[Data records]
##############################

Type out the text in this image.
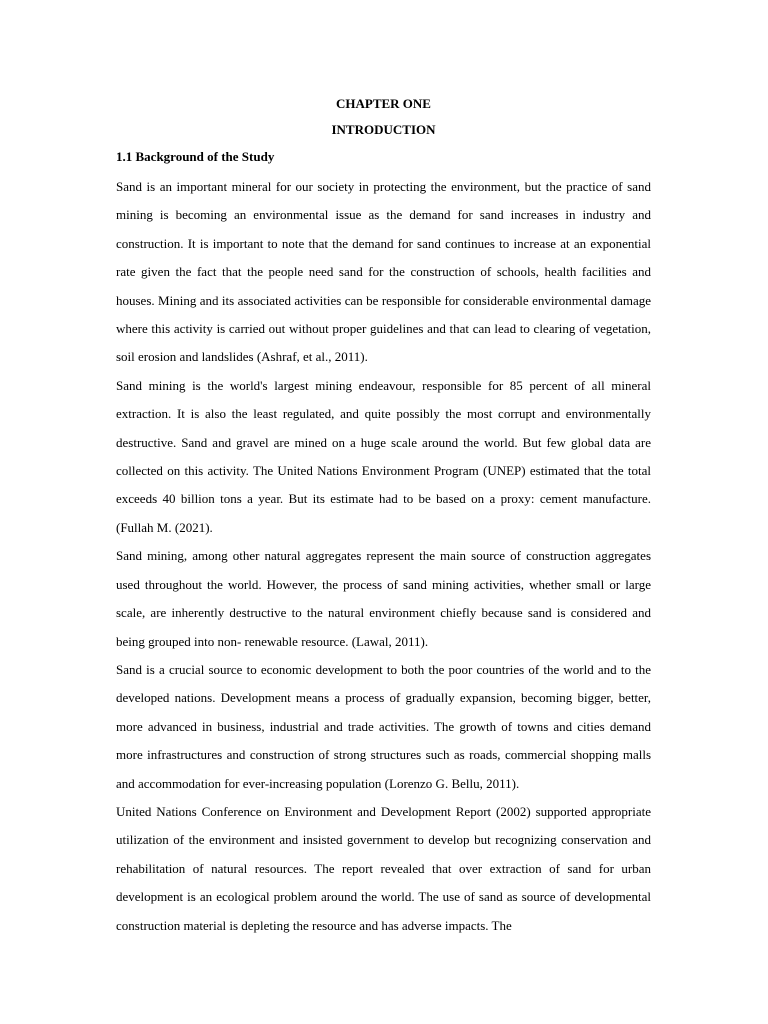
CHAPTER ONE
INTRODUCTION
1.1 Background of the Study

Sand is an important mineral for our society in protecting the environment, but the practice of sand mining is becoming an environmental issue as the demand for sand increases in industry and construction. It is important to note that the demand for sand continues to increase at an exponential rate given the fact that the people need sand for the construction of schools, health facilities and houses. Mining and its associated activities can be responsible for considerable environmental damage where this activity is carried out without proper guidelines and that can lead to clearing of vegetation, soil erosion and landslides (Ashraf, et al., 2011).

Sand mining is the world's largest mining endeavour, responsible for 85 percent of all mineral extraction. It is also the least regulated, and quite possibly the most corrupt and environmentally destructive. Sand and gravel are mined on a huge scale around the world. But few global data are collected on this activity. The United Nations Environment Program (UNEP) estimated that the total exceeds 40 billion tons a year. But its estimate had to be based on a proxy: cement manufacture. (Fullah M. (2021).

Sand mining, among other natural aggregates represent the main source of construction aggregates used throughout the world. However, the process of sand mining activities, whether small or large scale, are inherently destructive to the natural environment chiefly because sand is considered and being grouped into non- renewable resource. (Lawal, 2011).

Sand is a crucial source to economic development to both the poor countries of the world and to the developed nations. Development means a process of gradually expansion, becoming bigger, better, more advanced in business, industrial and trade activities. The growth of towns and cities demand more infrastructures and construction of strong structures such as roads, commercial shopping malls and accommodation for ever-increasing population (Lorenzo G. Bellu, 2011).

United Nations Conference on Environment and Development Report (2002) supported appropriate utilization of the environment and insisted government to develop but recognizing conservation and rehabilitation of natural resources. The report revealed that over extraction of sand for urban development is an ecological problem around the world. The use of sand as source of developmental construction material is depleting the resource and has adverse impacts. The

##############################

_GIVEN EXERCISE_
All of the data needs repeating exactly, but the pictures do not.

_RESULT OF THE EXERCISE_
Type out the text in this image.
CHAPTER ONE
INTRODUCTION
1.1 Background of the Study

Sand is an important mineral for our society in protecting the environment, but the practice of sand mining is becoming an environmental issue as the demand for sand increases in industry and construction. It is important to note that the demand for sand continues to increase at an exponential rate given the fact that the people need sand for the construction of schools, health facilities and houses. Mining and its associated activities can be responsible for considerable environmental damage where this activity is carried out without proper guidelines and that can lead to clearing of vegetation, soil erosion and landslides (Ashraf, et al., 2011).

Sand mining is the world's largest mining endeavour, responsible for 85 percent of all mineral extraction. It is also the least regulated, and quite possibly the most corrupt and environmentally destructive. Sand and gravel are mined on a huge scale around the world. But few global data are collected on this activity. The United Nations Environment Program (UNEP) estimated that the total exceeds 40 billion tons a year. But its estimate had to be based on a proxy: cement manufacture. (Fullah M. (2021).

Sand mining, among other natural aggregates represent the main source of construction aggregates used throughout the world. However, the process of sand mining activities, whether small or large scale, are inherently destructive to the natural environment chiefly because sand is considered and being grouped into non- renewable resource. (Lawal, 2011).

Sand is a crucial source to economic development to both the poor countries of the world and to the developed nations. Development means a process of gradually expansion, becoming bigger, better, more advanced in business, industrial and trade activities. The growth of towns and cities demand more infrastructures and construction of strong structures such as roads, commercial shopping malls and accommodation for ever-increasing population (Lorenzo G. Bellu, 2011).

United Nations Conference on Environment and Development Report (2002) supported appropriate utilization of the environment and insisted government to develop but recognizing conservation and rehabilitation of natural resources. The report revealed that over extraction of sand for urban development is an ecological problem around the world. The use of sand as source of developmental construction material is depleting the resource and has adverse impacts. The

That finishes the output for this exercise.